══ Data section ══

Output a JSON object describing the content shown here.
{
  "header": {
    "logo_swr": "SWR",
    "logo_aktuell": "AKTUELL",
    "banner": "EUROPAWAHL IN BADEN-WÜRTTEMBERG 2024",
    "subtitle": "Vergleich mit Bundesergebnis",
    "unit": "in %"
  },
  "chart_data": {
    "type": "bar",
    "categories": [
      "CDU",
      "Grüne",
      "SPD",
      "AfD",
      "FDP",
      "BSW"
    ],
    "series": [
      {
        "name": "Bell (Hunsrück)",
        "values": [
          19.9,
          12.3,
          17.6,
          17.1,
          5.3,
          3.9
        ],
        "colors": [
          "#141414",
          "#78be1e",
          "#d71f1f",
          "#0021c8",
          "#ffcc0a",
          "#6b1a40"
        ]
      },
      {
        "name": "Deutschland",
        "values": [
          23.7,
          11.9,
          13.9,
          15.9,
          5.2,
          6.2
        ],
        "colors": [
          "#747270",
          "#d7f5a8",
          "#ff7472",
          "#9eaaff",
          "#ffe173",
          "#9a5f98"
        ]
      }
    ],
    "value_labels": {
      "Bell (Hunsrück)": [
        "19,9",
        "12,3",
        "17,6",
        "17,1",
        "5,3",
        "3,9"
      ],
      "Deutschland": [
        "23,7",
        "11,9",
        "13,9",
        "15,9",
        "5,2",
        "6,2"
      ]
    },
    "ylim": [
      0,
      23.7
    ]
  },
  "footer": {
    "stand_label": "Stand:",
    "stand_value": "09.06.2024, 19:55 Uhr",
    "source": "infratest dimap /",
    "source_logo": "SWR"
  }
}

═══
══ Data section ══

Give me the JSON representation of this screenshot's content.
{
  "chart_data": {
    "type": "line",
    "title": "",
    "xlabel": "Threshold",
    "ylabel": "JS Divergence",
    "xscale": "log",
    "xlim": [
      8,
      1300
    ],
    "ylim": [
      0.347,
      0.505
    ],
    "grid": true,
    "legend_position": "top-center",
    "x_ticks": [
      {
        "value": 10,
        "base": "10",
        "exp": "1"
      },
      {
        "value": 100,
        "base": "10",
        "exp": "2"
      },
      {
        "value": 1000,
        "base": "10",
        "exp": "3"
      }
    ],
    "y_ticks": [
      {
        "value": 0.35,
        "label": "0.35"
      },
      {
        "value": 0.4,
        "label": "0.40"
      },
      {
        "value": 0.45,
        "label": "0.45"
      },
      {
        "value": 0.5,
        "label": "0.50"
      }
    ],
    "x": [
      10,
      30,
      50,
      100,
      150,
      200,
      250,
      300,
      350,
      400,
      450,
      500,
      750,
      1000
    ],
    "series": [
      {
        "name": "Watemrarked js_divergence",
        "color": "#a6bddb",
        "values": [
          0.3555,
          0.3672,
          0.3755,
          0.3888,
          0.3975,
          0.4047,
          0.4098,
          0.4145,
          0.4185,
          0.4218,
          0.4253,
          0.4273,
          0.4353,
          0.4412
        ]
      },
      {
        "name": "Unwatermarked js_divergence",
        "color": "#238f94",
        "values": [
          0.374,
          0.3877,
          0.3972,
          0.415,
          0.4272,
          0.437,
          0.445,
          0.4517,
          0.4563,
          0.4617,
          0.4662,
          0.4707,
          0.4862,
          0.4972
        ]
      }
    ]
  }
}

═══
══ Data section ══

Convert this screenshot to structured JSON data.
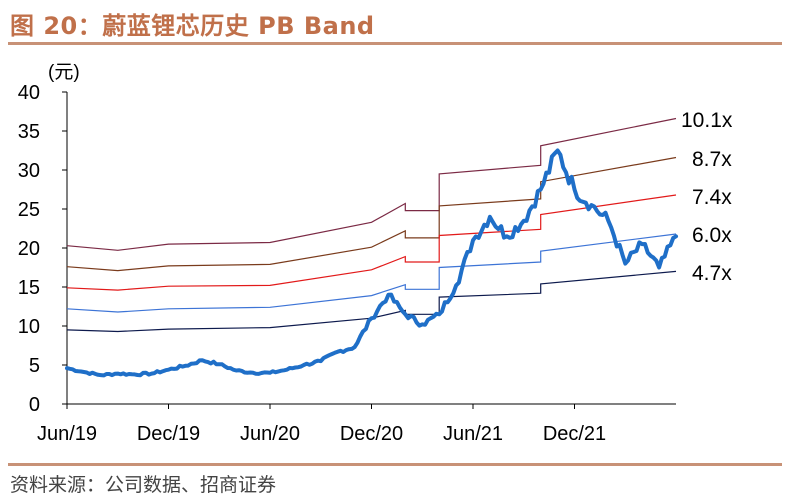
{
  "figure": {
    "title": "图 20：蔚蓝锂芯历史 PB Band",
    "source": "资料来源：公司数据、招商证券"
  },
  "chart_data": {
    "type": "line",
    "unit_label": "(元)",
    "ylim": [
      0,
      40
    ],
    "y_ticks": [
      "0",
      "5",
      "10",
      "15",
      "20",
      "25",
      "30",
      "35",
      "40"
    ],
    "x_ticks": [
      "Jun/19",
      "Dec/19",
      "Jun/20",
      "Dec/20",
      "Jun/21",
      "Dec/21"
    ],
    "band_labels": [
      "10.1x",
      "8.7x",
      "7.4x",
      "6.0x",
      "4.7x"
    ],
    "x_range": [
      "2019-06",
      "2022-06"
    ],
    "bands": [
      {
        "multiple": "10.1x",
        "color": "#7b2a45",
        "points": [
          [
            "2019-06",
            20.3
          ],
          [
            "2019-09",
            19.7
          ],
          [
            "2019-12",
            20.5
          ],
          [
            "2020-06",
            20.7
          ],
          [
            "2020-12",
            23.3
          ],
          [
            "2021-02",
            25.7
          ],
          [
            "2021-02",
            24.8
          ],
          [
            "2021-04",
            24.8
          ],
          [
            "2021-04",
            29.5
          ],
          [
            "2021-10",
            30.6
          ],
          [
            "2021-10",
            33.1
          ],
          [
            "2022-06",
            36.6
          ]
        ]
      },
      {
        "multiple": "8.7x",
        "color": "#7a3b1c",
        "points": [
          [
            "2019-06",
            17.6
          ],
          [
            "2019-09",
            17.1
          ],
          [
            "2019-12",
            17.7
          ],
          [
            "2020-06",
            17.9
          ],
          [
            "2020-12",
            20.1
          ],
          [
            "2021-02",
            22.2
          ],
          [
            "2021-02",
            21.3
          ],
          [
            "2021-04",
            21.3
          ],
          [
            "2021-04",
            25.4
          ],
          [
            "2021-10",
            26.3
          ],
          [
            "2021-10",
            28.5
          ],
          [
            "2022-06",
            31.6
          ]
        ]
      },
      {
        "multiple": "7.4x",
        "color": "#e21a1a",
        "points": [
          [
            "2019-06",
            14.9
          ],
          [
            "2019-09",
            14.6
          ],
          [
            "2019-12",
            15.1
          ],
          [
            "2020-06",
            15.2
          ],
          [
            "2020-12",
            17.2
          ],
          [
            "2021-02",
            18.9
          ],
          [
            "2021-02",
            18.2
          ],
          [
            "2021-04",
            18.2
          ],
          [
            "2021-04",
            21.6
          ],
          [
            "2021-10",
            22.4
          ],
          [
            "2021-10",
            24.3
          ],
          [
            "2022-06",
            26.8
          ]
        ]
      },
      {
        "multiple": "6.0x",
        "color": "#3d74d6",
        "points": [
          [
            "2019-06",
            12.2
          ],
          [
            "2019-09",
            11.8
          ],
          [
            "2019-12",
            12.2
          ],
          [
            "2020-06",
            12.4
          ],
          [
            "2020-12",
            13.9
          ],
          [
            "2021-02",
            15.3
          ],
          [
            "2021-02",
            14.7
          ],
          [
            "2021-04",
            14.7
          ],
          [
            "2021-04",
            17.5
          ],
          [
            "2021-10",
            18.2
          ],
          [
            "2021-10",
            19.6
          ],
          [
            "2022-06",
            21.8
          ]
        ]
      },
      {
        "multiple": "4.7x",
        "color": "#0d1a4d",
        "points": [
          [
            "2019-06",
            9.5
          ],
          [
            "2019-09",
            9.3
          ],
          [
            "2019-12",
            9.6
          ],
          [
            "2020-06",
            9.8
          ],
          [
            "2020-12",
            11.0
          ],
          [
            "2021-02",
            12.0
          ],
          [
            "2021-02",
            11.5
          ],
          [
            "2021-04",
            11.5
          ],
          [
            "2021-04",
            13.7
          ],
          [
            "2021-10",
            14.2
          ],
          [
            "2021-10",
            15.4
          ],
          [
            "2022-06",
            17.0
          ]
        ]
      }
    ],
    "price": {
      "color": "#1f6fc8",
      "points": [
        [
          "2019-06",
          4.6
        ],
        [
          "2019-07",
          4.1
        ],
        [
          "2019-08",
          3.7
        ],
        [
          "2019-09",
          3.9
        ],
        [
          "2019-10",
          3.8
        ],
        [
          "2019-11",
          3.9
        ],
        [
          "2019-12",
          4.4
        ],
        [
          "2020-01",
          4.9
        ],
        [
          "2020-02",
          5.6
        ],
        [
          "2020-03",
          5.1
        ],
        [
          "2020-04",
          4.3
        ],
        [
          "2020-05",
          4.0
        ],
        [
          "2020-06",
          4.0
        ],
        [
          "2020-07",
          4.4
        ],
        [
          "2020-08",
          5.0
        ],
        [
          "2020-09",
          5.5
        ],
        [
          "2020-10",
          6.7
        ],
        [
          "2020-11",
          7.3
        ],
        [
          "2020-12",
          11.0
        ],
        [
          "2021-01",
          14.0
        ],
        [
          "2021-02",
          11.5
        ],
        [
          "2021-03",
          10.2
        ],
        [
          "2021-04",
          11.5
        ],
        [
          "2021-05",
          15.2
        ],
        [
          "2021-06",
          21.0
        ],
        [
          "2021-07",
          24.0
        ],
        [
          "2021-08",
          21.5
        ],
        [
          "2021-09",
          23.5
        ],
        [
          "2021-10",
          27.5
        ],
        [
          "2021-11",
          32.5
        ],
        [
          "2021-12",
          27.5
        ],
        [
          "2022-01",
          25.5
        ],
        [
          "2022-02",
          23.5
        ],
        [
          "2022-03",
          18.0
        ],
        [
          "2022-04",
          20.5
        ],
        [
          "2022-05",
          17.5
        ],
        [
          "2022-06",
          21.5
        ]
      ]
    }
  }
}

═══

#### Objective:
Above are the entries; count how many of their lines contain the word "screenshot" and give only that number.

#### Output:
2